*DATA FOR PROCESSING*:
* begin *
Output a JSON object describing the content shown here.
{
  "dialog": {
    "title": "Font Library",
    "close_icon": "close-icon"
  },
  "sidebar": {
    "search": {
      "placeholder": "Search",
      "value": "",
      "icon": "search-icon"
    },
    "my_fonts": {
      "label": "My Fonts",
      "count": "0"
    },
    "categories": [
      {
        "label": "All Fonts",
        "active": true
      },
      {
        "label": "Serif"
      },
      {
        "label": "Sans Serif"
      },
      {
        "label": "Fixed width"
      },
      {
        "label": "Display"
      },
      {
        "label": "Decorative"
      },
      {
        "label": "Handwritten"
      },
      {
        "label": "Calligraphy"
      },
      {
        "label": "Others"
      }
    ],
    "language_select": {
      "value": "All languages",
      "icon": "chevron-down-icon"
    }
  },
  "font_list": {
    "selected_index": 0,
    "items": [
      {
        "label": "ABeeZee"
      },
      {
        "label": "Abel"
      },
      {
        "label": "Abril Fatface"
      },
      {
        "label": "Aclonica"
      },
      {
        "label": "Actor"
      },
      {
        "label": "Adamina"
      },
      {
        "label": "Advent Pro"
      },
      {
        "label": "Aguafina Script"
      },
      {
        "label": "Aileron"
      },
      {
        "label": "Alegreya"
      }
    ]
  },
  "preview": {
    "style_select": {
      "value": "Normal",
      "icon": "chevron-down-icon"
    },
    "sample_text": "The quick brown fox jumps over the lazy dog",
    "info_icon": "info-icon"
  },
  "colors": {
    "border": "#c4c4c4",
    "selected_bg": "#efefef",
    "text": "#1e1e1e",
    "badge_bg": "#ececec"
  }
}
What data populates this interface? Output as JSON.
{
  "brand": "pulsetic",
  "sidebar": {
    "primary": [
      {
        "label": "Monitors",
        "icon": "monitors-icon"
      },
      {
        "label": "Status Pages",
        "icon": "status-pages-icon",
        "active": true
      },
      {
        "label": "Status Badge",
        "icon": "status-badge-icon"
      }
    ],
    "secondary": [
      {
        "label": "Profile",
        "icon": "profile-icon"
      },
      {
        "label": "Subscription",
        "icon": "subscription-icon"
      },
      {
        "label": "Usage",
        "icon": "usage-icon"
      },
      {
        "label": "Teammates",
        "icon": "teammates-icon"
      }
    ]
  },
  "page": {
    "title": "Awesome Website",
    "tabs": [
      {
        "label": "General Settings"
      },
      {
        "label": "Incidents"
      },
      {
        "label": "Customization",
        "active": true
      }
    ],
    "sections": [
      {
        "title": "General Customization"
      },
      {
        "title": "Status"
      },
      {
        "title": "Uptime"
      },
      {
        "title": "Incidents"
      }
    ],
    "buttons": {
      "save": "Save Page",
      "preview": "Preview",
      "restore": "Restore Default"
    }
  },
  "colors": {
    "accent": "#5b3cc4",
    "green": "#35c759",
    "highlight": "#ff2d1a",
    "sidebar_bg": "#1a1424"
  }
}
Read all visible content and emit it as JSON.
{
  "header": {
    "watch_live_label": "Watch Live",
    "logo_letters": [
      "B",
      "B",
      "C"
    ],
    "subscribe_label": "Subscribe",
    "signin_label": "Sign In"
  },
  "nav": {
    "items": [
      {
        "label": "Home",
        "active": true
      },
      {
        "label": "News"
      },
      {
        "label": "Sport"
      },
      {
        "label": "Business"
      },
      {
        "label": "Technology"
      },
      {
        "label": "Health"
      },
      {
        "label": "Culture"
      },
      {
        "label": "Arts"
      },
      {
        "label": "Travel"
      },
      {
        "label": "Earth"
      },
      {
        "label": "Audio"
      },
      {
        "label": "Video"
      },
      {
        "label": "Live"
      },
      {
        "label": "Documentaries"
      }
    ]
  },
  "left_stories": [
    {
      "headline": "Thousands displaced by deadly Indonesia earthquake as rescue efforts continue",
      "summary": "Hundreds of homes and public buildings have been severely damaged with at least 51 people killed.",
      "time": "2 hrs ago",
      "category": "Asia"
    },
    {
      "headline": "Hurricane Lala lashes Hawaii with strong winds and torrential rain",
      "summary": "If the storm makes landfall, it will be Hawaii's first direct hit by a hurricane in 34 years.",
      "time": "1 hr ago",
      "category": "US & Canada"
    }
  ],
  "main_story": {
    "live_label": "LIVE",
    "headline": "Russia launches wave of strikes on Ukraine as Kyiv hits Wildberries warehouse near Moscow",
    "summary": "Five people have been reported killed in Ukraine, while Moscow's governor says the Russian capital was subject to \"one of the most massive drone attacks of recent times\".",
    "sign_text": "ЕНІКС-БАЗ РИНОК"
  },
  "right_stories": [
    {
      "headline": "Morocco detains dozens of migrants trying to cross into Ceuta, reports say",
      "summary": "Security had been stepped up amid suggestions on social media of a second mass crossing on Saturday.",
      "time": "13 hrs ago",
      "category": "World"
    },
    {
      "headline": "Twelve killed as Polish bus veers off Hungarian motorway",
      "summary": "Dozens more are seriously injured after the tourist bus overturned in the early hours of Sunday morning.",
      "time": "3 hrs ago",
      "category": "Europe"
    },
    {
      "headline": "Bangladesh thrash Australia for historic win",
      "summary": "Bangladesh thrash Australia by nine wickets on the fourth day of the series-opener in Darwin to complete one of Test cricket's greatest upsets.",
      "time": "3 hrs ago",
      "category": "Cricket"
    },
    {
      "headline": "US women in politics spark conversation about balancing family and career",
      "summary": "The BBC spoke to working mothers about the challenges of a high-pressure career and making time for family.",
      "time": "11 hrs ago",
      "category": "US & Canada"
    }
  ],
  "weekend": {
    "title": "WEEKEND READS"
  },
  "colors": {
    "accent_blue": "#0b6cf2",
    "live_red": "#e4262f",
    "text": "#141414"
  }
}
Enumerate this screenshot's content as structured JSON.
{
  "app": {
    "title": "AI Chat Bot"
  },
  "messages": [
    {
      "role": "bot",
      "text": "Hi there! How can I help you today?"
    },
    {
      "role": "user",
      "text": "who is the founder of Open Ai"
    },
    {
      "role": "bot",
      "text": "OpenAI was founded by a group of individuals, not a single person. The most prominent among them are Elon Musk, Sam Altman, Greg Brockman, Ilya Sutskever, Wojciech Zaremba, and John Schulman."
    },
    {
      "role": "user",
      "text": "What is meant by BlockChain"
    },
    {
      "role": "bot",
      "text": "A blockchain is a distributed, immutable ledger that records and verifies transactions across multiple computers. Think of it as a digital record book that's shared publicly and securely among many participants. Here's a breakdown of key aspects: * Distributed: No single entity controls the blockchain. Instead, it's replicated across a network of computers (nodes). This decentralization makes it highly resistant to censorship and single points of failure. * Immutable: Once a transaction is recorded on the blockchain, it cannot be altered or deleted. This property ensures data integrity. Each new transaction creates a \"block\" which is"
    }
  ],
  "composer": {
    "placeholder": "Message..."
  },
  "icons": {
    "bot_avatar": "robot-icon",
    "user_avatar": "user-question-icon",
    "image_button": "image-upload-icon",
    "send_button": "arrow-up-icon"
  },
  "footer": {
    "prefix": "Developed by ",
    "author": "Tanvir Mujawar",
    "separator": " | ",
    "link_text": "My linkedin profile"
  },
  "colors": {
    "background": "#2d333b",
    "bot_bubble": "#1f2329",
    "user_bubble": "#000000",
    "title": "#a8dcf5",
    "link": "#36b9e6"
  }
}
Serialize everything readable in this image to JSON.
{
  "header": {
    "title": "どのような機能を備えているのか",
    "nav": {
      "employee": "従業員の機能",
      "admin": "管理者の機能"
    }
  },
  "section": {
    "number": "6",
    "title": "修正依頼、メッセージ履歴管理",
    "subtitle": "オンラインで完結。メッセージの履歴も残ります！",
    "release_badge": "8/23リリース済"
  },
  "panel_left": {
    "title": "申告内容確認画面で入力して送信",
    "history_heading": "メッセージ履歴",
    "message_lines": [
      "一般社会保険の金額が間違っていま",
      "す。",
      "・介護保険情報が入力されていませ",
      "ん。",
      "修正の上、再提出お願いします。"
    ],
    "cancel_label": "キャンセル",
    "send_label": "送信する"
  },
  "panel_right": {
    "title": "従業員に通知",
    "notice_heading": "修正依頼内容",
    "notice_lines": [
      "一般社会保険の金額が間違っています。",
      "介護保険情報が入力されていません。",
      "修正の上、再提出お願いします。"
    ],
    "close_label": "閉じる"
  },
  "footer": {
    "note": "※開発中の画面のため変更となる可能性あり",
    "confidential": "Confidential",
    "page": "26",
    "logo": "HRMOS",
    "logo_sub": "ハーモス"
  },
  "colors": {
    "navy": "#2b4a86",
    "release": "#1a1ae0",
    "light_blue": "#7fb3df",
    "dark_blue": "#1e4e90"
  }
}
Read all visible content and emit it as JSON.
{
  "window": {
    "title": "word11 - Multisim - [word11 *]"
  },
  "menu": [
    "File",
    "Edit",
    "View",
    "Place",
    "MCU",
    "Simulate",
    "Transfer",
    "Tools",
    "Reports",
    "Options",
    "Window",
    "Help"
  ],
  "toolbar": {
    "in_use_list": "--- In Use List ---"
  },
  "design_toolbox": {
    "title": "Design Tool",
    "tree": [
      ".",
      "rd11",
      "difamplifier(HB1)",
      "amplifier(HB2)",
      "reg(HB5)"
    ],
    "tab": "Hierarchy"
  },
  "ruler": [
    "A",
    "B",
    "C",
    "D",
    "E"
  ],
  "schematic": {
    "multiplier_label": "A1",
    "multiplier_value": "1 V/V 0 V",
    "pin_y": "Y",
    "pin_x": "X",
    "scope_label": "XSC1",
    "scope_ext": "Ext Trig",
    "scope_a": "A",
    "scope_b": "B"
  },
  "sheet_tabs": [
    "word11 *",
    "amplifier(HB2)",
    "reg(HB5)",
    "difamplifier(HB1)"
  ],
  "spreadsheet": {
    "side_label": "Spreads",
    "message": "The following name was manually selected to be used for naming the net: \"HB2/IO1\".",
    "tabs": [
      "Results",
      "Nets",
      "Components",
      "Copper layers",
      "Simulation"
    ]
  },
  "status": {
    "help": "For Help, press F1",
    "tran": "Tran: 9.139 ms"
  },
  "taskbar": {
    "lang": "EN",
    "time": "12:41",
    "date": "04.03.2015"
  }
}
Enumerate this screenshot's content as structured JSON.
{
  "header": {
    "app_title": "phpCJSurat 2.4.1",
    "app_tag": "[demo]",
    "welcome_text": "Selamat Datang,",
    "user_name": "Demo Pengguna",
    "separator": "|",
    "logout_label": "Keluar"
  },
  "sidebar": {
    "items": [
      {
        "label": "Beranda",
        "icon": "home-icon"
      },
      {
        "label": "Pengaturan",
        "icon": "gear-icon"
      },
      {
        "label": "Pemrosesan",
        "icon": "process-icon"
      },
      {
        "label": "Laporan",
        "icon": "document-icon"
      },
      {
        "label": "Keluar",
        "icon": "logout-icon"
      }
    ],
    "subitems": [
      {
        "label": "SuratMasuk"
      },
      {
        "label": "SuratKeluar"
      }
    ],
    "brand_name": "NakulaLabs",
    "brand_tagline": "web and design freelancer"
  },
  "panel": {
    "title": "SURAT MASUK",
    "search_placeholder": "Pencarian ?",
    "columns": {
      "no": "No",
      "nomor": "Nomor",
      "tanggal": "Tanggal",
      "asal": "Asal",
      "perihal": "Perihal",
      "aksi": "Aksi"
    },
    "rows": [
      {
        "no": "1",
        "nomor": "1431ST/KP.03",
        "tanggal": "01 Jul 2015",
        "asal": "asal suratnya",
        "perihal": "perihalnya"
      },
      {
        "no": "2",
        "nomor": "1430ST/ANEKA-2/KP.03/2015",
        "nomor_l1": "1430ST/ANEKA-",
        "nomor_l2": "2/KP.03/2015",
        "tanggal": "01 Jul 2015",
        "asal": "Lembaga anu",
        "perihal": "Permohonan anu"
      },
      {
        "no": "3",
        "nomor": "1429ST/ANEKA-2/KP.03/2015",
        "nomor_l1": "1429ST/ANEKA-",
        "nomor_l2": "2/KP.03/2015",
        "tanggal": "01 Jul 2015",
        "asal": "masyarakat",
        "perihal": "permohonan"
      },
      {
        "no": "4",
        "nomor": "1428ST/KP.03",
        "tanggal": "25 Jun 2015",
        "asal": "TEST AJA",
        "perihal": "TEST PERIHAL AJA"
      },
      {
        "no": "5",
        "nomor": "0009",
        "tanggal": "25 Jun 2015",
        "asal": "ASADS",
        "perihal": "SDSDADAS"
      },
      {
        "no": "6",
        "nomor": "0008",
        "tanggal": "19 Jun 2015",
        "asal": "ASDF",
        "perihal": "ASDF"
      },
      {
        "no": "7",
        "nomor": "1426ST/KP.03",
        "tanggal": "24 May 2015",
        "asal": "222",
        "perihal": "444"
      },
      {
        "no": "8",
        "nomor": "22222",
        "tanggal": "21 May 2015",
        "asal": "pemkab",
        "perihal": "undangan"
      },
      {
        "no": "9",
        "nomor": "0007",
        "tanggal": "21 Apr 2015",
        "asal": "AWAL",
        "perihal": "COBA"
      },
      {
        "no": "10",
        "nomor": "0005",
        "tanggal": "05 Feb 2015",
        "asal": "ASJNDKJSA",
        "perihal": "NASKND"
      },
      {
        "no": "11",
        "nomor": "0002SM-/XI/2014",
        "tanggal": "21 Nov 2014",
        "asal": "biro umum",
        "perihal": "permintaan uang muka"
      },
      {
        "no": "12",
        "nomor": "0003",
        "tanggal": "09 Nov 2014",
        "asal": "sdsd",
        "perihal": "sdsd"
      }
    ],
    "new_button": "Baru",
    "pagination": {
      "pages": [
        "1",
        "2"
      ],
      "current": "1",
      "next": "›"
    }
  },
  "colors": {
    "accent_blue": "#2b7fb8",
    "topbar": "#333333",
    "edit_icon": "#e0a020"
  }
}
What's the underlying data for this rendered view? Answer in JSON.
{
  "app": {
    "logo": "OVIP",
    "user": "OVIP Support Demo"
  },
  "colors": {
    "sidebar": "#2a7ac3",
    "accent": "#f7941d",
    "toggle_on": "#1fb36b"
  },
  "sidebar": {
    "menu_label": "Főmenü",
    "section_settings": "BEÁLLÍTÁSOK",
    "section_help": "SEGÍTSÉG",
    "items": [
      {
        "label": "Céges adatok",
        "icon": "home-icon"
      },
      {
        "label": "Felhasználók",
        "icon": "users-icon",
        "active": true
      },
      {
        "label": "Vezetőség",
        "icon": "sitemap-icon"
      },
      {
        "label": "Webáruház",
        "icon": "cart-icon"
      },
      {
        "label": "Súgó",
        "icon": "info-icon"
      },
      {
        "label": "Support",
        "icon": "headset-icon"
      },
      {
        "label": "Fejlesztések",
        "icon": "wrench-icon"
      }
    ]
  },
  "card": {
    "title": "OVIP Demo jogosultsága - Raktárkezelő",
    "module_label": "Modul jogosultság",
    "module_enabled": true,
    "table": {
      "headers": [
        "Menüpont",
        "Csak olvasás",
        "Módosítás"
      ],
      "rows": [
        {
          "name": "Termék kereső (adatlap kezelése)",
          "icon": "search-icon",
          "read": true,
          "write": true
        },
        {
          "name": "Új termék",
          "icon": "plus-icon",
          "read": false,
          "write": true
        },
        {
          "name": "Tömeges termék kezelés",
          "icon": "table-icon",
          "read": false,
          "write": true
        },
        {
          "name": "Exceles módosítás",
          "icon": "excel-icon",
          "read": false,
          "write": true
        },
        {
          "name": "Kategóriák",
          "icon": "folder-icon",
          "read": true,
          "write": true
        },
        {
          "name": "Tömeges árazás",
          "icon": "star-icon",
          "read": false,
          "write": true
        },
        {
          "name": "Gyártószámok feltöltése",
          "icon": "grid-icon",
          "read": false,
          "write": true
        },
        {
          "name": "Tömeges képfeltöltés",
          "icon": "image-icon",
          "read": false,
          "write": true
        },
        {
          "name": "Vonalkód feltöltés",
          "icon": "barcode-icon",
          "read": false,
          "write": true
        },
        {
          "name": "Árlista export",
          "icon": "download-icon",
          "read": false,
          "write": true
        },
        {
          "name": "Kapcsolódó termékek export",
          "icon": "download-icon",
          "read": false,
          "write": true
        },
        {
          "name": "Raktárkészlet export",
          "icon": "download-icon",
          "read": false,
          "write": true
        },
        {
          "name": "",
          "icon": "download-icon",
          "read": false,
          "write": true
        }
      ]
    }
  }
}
* end *
*THE REQUEST*: In the entries above, identify every line with the string "What".

*SOLUTION TO THE PROBLEM*:
What data populates this interface? Output as JSON.
      "text": "What is meant by BlockChain"
What's the underlying data for this rendered view? Answer in JSON.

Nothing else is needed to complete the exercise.